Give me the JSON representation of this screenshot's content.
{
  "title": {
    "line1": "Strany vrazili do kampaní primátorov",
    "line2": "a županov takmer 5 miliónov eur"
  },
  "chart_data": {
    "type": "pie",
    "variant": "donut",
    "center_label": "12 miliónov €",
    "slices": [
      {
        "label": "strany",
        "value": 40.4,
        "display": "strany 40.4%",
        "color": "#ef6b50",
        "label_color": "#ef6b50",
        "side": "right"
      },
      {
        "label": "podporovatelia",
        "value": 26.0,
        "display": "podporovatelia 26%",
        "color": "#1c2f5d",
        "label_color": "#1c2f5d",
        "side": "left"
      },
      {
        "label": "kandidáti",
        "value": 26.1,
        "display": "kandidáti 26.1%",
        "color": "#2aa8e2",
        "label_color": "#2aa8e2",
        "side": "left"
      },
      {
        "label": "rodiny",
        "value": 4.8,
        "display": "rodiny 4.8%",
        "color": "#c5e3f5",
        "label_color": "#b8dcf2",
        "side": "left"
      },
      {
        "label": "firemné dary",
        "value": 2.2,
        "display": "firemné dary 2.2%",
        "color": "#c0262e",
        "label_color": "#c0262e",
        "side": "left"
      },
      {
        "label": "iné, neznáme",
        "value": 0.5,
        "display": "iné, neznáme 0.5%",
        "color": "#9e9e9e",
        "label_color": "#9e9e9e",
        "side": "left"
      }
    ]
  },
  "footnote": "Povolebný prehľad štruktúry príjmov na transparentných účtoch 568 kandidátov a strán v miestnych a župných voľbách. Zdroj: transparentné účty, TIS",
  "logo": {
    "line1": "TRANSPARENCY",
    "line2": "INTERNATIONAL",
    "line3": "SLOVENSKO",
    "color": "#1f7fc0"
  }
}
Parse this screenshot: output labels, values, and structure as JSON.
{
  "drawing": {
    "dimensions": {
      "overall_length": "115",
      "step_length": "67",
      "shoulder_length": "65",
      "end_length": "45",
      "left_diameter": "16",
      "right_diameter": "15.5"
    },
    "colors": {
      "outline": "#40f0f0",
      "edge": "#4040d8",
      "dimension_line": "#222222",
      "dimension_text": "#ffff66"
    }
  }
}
□ □ □
Instructions for the task: Copy all lines from the listing that contain "dary".

Written reply:
        "label": "firemné dary",
        "display": "firemné dary 2.2%",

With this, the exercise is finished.